● Required action A:
Answer these questions about the piece on opioids and chronic pain, one line each:
(i) What industry does the writer say is allowed to advertise on television during prime time?
(ii) Who, according to the writer, overuses opioids?
(iii) Who is said to offer her perspective?
● Required action B:
Extend the piece on opioids and chronic pain by writing what comes after its final sentence.

● Excerpt to read:
..............................

A physician’s opinion on why opioids and the problem of chronic pain are here to stay.

A physician’s opinion on why opioids and the problem of chronic pain are here to stay.

It is no secret that American’s consume more drugs than any other country, and our health is far from the best. Unfortunately, our love for the pill has been created by our allowing big pharma to advertise on television during prime time and the fact we do not train medical doctors adequately in how to diagnose chronic pain properly but instead focus on how to medicate. Sure, professions like chiropractic have shown again and again that they accel in helping people avoid drugs while they get out of pain, however, until medical providers consistently refer these cases to chiropractors, drugs take the place of sound care for their problems and most people visit chiropractors after these methods have proven not to work. While this is not a post about chiropractic, it is a post about the dangers of opioids which are highly addictive, are overused by pain management specialists who leave in their wake the newly addicted.

A medical doctor offers her perspective.

..............................

● Information shown:
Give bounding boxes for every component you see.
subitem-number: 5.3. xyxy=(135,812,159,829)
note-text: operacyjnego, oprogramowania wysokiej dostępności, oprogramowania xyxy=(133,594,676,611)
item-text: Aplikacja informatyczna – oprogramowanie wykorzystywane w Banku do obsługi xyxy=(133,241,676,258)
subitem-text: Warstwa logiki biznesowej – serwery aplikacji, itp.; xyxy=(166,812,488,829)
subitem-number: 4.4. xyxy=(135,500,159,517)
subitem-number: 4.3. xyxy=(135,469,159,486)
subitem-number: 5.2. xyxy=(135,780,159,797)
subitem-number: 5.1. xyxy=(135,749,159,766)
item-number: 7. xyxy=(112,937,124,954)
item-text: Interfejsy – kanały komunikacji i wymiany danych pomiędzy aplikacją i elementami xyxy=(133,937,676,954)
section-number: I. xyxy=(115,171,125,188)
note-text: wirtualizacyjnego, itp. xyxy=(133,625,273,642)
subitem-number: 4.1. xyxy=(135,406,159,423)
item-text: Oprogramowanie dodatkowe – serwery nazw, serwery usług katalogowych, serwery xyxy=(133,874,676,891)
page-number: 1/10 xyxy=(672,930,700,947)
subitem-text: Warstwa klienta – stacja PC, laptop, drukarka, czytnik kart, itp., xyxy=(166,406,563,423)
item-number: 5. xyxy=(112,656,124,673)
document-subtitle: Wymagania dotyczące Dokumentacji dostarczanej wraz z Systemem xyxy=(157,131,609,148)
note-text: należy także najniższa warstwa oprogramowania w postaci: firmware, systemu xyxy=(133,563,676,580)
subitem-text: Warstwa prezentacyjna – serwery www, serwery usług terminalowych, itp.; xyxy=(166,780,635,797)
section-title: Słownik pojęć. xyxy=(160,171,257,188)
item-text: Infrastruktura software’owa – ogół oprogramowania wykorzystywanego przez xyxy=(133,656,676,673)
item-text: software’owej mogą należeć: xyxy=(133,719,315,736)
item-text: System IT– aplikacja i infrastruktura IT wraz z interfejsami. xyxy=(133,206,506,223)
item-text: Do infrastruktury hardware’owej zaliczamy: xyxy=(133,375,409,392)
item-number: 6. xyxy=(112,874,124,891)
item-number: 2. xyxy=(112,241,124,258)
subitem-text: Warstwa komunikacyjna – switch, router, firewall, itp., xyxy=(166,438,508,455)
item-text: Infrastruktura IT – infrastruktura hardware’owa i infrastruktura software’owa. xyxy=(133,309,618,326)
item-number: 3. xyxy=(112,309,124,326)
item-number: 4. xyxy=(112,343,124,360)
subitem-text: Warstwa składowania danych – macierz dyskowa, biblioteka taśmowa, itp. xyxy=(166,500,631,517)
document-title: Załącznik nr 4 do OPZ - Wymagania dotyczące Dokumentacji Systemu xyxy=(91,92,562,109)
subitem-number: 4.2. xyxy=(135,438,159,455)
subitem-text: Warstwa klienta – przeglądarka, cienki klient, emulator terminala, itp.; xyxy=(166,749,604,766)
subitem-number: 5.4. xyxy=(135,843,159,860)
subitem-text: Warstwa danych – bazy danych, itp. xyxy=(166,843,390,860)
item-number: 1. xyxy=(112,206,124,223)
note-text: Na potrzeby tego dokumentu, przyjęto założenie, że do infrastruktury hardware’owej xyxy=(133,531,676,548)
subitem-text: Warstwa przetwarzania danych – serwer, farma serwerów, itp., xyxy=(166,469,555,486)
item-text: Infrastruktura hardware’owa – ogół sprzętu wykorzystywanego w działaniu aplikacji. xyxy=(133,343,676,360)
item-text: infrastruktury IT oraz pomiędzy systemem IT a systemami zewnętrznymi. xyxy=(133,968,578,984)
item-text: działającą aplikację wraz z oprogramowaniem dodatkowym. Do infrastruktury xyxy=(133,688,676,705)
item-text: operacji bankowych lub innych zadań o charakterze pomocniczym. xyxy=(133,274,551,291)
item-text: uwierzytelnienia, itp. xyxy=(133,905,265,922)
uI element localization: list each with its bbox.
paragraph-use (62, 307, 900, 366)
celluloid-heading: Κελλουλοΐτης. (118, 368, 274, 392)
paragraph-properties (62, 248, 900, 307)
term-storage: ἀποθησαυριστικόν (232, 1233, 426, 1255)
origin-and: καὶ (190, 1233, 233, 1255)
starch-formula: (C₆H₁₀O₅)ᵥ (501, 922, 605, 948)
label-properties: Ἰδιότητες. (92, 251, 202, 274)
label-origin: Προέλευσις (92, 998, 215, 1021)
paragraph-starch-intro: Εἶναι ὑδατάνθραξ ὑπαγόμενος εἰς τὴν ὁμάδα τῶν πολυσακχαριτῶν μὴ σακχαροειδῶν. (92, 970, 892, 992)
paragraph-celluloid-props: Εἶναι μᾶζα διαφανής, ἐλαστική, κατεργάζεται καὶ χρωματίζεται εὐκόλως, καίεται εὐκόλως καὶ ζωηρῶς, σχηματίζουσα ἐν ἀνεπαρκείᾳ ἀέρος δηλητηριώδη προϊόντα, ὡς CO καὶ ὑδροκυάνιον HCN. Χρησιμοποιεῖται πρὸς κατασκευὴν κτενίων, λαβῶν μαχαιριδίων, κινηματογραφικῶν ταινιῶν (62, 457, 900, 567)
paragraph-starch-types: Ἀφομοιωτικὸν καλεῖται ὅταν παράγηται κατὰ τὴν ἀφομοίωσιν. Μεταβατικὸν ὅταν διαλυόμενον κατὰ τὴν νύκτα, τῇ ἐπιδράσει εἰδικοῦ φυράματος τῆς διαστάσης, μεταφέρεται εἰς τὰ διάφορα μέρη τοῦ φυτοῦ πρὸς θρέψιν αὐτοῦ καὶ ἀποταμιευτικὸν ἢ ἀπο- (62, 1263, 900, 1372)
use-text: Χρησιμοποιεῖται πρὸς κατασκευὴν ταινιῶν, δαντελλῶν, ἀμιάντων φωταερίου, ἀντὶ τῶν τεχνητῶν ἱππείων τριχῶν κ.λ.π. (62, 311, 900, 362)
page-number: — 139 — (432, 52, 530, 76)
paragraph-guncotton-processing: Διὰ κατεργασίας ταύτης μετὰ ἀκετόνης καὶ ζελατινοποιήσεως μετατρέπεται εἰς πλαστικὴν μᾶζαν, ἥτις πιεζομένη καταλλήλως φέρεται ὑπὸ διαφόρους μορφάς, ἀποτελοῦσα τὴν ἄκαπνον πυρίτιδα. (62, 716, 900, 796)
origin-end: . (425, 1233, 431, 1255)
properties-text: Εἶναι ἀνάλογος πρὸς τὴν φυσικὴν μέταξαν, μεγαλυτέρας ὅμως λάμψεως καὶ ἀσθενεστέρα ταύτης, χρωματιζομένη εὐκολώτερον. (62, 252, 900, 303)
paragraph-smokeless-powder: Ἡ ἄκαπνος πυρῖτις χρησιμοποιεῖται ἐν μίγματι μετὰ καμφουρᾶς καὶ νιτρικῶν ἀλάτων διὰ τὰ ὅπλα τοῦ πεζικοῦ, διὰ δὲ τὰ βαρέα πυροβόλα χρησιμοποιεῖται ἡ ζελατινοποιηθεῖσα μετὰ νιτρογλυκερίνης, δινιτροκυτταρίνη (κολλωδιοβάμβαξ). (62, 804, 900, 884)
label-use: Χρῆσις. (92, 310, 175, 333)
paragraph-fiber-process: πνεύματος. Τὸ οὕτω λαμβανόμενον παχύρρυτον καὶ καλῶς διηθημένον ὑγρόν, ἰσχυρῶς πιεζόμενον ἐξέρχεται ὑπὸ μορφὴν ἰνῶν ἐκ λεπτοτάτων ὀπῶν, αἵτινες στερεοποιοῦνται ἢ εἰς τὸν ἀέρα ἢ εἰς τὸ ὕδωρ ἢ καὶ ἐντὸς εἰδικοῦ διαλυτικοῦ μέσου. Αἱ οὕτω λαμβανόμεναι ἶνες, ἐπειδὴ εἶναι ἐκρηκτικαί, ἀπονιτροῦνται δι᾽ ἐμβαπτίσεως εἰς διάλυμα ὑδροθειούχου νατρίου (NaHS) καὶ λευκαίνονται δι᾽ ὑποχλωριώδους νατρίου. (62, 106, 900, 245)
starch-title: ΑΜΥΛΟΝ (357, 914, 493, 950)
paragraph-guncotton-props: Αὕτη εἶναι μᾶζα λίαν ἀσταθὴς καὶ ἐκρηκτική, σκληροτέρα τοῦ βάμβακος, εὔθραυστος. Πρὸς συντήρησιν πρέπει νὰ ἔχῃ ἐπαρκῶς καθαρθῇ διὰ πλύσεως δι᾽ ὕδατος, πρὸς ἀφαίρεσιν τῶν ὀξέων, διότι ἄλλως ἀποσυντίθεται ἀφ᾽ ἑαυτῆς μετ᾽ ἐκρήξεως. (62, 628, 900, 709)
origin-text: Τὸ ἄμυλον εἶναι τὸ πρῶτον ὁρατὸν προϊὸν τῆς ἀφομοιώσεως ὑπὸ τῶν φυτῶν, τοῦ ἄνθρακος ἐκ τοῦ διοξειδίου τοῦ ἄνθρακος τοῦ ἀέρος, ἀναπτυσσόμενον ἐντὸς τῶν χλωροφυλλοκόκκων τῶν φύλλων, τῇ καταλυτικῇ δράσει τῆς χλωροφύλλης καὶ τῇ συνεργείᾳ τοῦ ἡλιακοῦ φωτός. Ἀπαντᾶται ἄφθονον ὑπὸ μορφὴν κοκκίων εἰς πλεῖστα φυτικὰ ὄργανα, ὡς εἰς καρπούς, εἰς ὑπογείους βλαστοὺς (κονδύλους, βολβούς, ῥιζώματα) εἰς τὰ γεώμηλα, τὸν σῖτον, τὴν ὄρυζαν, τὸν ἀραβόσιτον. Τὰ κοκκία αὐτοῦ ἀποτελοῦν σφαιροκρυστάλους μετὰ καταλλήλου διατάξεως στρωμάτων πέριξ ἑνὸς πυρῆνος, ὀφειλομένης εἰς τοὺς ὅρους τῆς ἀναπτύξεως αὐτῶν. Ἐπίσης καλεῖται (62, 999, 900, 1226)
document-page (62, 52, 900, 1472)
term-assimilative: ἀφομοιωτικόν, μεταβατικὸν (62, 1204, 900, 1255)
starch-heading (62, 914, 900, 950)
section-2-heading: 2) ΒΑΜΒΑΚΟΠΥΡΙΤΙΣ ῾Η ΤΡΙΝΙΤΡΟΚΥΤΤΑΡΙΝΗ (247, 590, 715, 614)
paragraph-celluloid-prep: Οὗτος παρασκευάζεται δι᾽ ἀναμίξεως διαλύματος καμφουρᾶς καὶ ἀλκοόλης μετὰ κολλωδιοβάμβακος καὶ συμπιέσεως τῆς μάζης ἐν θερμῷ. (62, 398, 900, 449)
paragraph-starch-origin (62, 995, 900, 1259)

..............................

● Answer section A:
(i) Big pharma.
(ii) Pain management specialists.
(iii) A medical doctor.

● Answer section B:
Why the American problem with opioids and chronic pain is here to stay

| Physician | February 22, 2013

America consumes 80% of the world opioid supply (99% of the world hydrocodone supply), but has about 5% of the world’s population. If you don’t think America has some kind of opioid problem, then move along because this rational, evidence-based, experience-laden way in which I’m going to discuss opioid use and misuse will not interest you.

To combat our opioidification the Food and Drug Administration has recommended prescribing restrictions on hydrocodone (remember, we consume 99% of the global hydrocodone supply). These obstacles do not appear derived from evidence-based guidelines and probably won’t do much to reduce the vast majority of inappropriate prescribing, although they may slightly curtail physicians that run pill mills and may also help with diversion (lying to get opioids to sell them on the street).

 

But I want you to consider these following pain scenarios, because this is how the majority of opioids are prescribed in the United States. In each scenario there is a patient with chronic low back pain who started taking a Norco (acetaminophen and hydrocodone) every day or two for her pain, but now four years later is taking 8 Norco a day.

  • Patient A was never referred to physical therapy, never prescribed an adjuvant medication for chronic pain (adjuvant medications treat the way chronic pain is produced in the nervous system), never given a graduated exercise program, never had her anxiety or depression discussed never mind treated, and never given the option of a long-acting opioid. In short, she was only ever offered one therapy, the wrong one. Over time, her pain worsened (a natural consequence of untreated depression, anxiety, and immobility) and she needed more Norco a day.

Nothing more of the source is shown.